*WHAT THE TASK REQUIRES*. Repeat each line exactly, leaving nothing out.

Structured figure records
--- BEGIN ---
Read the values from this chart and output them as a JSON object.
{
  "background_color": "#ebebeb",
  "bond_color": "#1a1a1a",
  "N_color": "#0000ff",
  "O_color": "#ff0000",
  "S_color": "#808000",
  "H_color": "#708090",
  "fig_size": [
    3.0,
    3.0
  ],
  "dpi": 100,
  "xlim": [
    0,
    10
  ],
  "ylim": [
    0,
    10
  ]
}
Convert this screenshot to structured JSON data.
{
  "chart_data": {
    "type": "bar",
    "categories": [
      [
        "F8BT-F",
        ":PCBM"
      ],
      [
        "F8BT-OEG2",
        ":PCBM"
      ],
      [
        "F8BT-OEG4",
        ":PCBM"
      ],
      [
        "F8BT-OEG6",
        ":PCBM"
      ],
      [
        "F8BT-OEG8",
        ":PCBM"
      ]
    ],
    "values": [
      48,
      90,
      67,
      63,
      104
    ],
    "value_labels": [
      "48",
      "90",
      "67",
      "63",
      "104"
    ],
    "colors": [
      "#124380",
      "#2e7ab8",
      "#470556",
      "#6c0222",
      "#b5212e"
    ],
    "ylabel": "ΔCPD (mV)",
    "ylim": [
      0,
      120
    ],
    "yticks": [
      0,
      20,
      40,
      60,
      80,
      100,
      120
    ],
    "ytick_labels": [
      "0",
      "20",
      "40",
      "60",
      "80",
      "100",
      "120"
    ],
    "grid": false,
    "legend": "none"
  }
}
--- END ---
*RESPONSE FOR THIS EXERCISE*.
Read the values from this chart and output them as a JSON object.
{
  "background_color": "#ebebeb",
  "bond_color": "#1a1a1a",
  "N_color": "#0000ff",
  "O_color": "#ff0000",
  "S_color": "#808000",
  "H_color": "#708090",
  "fig_size": [
    3.0,
    3.0
  ],
  "dpi": 100,
  "xlim": [
    0,
    10
  ],
  "ylim": [
    0,
    10
  ]
}
Convert this screenshot to structured JSON data.
{
  "chart_data": {
    "type": "bar",
    "categories": [
      [
        "F8BT-F",
        ":PCBM"
      ],
      [
        "F8BT-OEG2",
        ":PCBM"
      ],
      [
        "F8BT-OEG4",
        ":PCBM"
      ],
      [
        "F8BT-OEG6",
        ":PCBM"
      ],
      [
        "F8BT-OEG8",
        ":PCBM"
      ]
    ],
    "values": [
      48,
      90,
      67,
      63,
      104
    ],
    "value_labels": [
      "48",
      "90",
      "67",
      "63",
      "104"
    ],
    "colors": [
      "#124380",
      "#2e7ab8",
      "#470556",
      "#6c0222",
      "#b5212e"
    ],
    "ylabel": "ΔCPD (mV)",
    "ylim": [
      0,
      120
    ],
    "yticks": [
      0,
      20,
      40,
      60,
      80,
      100,
      120
    ],
    "ytick_labels": [
      "0",
      "20",
      "40",
      "60",
      "80",
      "100",
      "120"
    ],
    "grid": false,
    "legend": "none"
  }
}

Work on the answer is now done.